▸ **練習問題**
1. ステーションワゴンの記事によると、1990年代初頭のステーションワゴンブームは何を背景に起きましたか。
2. ステーションワゴンの記事に出てくる西暦の年と年代を、すべて書き出してください。
3. ステーションワゴンの記事を、最後の文の次から書き継いでください。

▸ **元の文章**
════════════════════

1990年代の初頭にステーションワゴンはブームとなり、各メーカーから次々と新型車が発売。なかにはハイパワーなエンジンを搭載したモデルも存在し、高い人気を誇りました。そこで、1990年代に登場した高性能ステーションワゴンを3車種ピックアップして紹介します。
■ツインターボエンジンを搭載した高性能ステーションワゴンを振り返る
アウトドアレジャーやスキー人気を背景に、1990年代の初頭にはステーションワゴンブームが起こりました。そのため、各メーカーとも次々と新型ステーションワゴンを発売し、豊富なラインナップを展開します。
そうして誕生したステーションワゴンは実用性を重視したモデルが主流でしたが、なかにはハイパワーなエンジンを搭載したモデルも存在。
そこで、今では希少なツインターボエンジンを搭載した高性能ステーションワゴンを、3車種ピックアップして紹介します。
●スバル「レガシィ ツーリングワゴンGT-B Sエディション」
まさしくステーションワゴンブームの火付け役となったのが、1989年に発売されたスバル「レガシィ ツーリングワゴン」です。
新開発の水平対向4気筒エンジンを搭載し、発売当初はセダンのみにターボエンジンを搭載していましたが、追ってツーリングワゴンにも設定され、高性能ステーションワゴンのイメージを確立しました。
そして、1998年に発売された3代目レガシィは、2代目と同様に5ナンバーサイズのスリムなボディで登場。初代、2代目の薄型ヘッドライトから上下2灯式の大型ヘッドライトとしたことで、フロントフェイスのイメージを一新。

════════════════════

▸ **資料**
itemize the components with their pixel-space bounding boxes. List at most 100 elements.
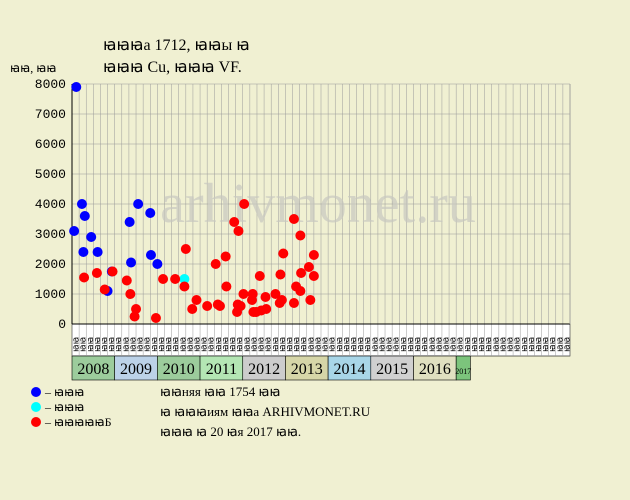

════════════════════

▸ **解答**
1. アウトドアレジャーやスキーの人気です。

2. 1990年代、1989年、1998年

3.
トップグレードの「GT-B」には2代目から継承された2ステージツインターボの「EJ20型」が搭載され、最高出力は280馬力(5速MT車)を発揮。駆動方式は全車4WDです。
その後、さらなる改良と数々のチューニングモデルが設定されましたが、モデルライフ末期の2002年に発売された特別仕様車で、印象深いのが「ツーリングワゴンGT-B Sエディション」です。
エンジンを含むパワートレインはGT-Bと同一ですが、フロントブレーキは赤く塗装された対向4ポットブレーキキャリパーを装備し、15:1のクイックステアリングギヤレシオ、フロントヘリカルLSD(5速MT車)を専用に搭載するなど、走行性能の向上が図られました。
さらに外装は専用のカラーリングを設定し、内装ではアルミパッド付スポーツペダル、チタン調パネル、チタン調リングのMOMO製ステアリングホイールなどを装備し、スポーティに演出。
Sエディションは短命でしたが、3代目レガシィにおける進化の集大成といえるモデルです。
●三菱「レグナム VR-4」
三菱「レグナム」は、1996年にミドルクラスセダンの8代目「ギャラン」の姉妹車として登場したステーションワゴンです。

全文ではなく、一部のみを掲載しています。